● Dataset rows about figures
* BEGIN *

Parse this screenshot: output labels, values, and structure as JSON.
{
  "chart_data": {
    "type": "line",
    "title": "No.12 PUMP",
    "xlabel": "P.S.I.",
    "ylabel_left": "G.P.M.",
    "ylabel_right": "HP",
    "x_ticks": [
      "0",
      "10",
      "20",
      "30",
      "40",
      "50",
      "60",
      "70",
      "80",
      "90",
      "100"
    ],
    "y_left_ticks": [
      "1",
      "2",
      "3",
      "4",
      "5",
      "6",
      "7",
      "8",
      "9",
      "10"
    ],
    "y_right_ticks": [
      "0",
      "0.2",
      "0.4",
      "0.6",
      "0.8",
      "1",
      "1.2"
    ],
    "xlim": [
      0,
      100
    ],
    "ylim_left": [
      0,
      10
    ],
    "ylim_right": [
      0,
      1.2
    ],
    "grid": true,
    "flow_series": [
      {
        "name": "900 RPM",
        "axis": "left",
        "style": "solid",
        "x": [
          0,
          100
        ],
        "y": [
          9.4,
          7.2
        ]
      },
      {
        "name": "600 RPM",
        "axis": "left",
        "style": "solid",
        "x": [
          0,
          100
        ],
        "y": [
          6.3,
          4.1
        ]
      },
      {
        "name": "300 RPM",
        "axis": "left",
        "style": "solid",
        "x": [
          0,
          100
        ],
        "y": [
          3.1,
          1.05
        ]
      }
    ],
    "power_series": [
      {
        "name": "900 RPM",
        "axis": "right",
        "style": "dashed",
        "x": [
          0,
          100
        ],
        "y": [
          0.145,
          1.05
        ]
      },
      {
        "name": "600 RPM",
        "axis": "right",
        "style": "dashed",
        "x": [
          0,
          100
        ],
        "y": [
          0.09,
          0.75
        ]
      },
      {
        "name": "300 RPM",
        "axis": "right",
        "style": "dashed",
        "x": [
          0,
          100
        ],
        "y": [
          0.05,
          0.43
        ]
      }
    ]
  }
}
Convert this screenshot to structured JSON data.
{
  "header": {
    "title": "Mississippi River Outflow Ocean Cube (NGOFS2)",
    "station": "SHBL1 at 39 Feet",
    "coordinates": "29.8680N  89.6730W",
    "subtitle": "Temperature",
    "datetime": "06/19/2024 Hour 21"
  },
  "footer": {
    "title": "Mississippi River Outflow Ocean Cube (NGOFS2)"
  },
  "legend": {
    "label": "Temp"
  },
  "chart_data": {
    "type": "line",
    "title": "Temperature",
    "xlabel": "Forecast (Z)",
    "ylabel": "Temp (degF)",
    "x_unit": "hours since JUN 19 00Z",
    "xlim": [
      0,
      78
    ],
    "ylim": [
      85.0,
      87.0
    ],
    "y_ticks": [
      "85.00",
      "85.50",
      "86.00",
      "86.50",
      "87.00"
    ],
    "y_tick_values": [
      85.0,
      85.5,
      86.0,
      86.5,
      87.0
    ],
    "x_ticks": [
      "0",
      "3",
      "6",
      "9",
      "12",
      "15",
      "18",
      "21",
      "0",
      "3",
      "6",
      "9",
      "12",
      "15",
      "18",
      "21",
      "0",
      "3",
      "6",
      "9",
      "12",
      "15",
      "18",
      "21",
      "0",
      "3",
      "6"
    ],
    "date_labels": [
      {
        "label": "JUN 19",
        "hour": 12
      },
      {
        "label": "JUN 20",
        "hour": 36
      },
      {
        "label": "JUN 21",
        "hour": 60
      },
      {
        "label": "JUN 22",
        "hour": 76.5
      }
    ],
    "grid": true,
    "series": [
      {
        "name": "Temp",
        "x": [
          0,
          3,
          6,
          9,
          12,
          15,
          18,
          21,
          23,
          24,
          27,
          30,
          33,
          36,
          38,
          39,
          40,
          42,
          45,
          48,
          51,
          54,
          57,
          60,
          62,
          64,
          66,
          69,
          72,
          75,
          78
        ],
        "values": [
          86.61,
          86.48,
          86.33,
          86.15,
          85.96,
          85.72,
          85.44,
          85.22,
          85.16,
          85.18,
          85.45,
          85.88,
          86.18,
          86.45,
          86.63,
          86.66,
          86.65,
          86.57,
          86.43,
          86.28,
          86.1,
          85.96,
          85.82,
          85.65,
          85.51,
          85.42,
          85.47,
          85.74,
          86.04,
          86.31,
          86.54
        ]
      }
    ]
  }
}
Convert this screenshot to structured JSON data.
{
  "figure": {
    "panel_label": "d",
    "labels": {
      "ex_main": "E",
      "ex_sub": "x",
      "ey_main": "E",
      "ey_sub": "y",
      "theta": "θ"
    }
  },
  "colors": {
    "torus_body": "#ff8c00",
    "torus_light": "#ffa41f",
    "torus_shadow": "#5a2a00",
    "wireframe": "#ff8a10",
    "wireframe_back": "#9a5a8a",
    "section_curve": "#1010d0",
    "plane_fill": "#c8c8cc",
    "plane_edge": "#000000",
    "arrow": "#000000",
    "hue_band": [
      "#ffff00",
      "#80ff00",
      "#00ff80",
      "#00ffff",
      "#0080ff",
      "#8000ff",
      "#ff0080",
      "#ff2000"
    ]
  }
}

* END *

● BRIEF
Reproduce the data in its entirety, matching each character.

● RESPONSE TO THIS TASK
Parse this screenshot: output labels, values, and structure as JSON.
{
  "chart_data": {
    "type": "line",
    "title": "No.12 PUMP",
    "xlabel": "P.S.I.",
    "ylabel_left": "G.P.M.",
    "ylabel_right": "HP",
    "x_ticks": [
      "0",
      "10",
      "20",
      "30",
      "40",
      "50",
      "60",
      "70",
      "80",
      "90",
      "100"
    ],
    "y_left_ticks": [
      "1",
      "2",
      "3",
      "4",
      "5",
      "6",
      "7",
      "8",
      "9",
      "10"
    ],
    "y_right_ticks": [
      "0",
      "0.2",
      "0.4",
      "0.6",
      "0.8",
      "1",
      "1.2"
    ],
    "xlim": [
      0,
      100
    ],
    "ylim_left": [
      0,
      10
    ],
    "ylim_right": [
      0,
      1.2
    ],
    "grid": true,
    "flow_series": [
      {
        "name": "900 RPM",
        "axis": "left",
        "style": "solid",
        "x": [
          0,
          100
        ],
        "y": [
          9.4,
          7.2
        ]
      },
      {
        "name": "600 RPM",
        "axis": "left",
        "style": "solid",
        "x": [
          0,
          100
        ],
        "y": [
          6.3,
          4.1
        ]
      },
      {
        "name": "300 RPM",
        "axis": "left",
        "style": "solid",
        "x": [
          0,
          100
        ],
        "y": [
          3.1,
          1.05
        ]
      }
    ],
    "power_series": [
      {
        "name": "900 RPM",
        "axis": "right",
        "style": "dashed",
        "x": [
          0,
          100
        ],
        "y": [
          0.145,
          1.05
        ]
      },
      {
        "name": "600 RPM",
        "axis": "right",
        "style": "dashed",
        "x": [
          0,
          100
        ],
        "y": [
          0.09,
          0.75
        ]
      },
      {
        "name": "300 RPM",
        "axis": "right",
        "style": "dashed",
        "x": [
          0,
          100
        ],
        "y": [
          0.05,
          0.43
        ]
      }
    ]
  }
}
Convert this screenshot to structured JSON data.
{
  "header": {
    "title": "Mississippi River Outflow Ocean Cube (NGOFS2)",
    "station": "SHBL1 at 39 Feet",
    "coordinates": "29.8680N  89.6730W",
    "subtitle": "Temperature",
    "datetime": "06/19/2024 Hour 21"
  },
  "footer": {
    "title": "Mississippi River Outflow Ocean Cube (NGOFS2)"
  },
  "legend": {
    "label": "Temp"
  },
  "chart_data": {
    "type": "line",
    "title": "Temperature",
    "xlabel": "Forecast (Z)",
    "ylabel": "Temp (degF)",
    "x_unit": "hours since JUN 19 00Z",
    "xlim": [
      0,
      78
    ],
    "ylim": [
      85.0,
      87.0
    ],
    "y_ticks": [
      "85.00",
      "85.50",
      "86.00",
      "86.50",
      "87.00"
    ],
    "y_tick_values": [
      85.0,
      85.5,
      86.0,
      86.5,
      87.0
    ],
    "x_ticks": [
      "0",
      "3",
      "6",
      "9",
      "12",
      "15",
      "18",
      "21",
      "0",
      "3",
      "6",
      "9",
      "12",
      "15",
      "18",
      "21",
      "0",
      "3",
      "6",
      "9",
      "12",
      "15",
      "18",
      "21",
      "0",
      "3",
      "6"
    ],
    "date_labels": [
      {
        "label": "JUN 19",
        "hour": 12
      },
      {
        "label": "JUN 20",
        "hour": 36
      },
      {
        "label": "JUN 21",
        "hour": 60
      },
      {
        "label": "JUN 22",
        "hour": 76.5
      }
    ],
    "grid": true,
    "series": [
      {
        "name": "Temp",
        "x": [
          0,
          3,
          6,
          9,
          12,
          15,
          18,
          21,
          23,
          24,
          27,
          30,
          33,
          36,
          38,
          39,
          40,
          42,
          45,
          48,
          51,
          54,
          57,
          60,
          62,
          64,
          66,
          69,
          72,
          75,
          78
        ],
        "values": [
          86.61,
          86.48,
          86.33,
          86.15,
          85.96,
          85.72,
          85.44,
          85.22,
          85.16,
          85.18,
          85.45,
          85.88,
          86.18,
          86.45,
          86.63,
          86.66,
          86.65,
          86.57,
          86.43,
          86.28,
          86.1,
          85.96,
          85.82,
          85.65,
          85.51,
          85.42,
          85.47,
          85.74,
          86.04,
          86.31,
          86.54
        ]
      }
    ]
  }
}
Convert this screenshot to structured JSON data.
{
  "figure": {
    "panel_label": "d",
    "labels": {
      "ex_main": "E",
      "ex_sub": "x",
      "ey_main": "E",
      "ey_sub": "y",
      "theta": "θ"
    }
  },
  "colors": {
    "torus_body": "#ff8c00",
    "torus_light": "#ffa41f",
    "torus_shadow": "#5a2a00",
    "wireframe": "#ff8a10",
    "wireframe_back": "#9a5a8a",
    "section_curve": "#1010d0",
    "plane_fill": "#c8c8cc",
    "plane_edge": "#000000",
    "arrow": "#000000",
    "hue_band": [
      "#ffff00",
      "#80ff00",
      "#00ff80",
      "#00ffff",
      "#0080ff",
      "#8000ff",
      "#ff0080",
      "#ff2000"
    ]
  }
}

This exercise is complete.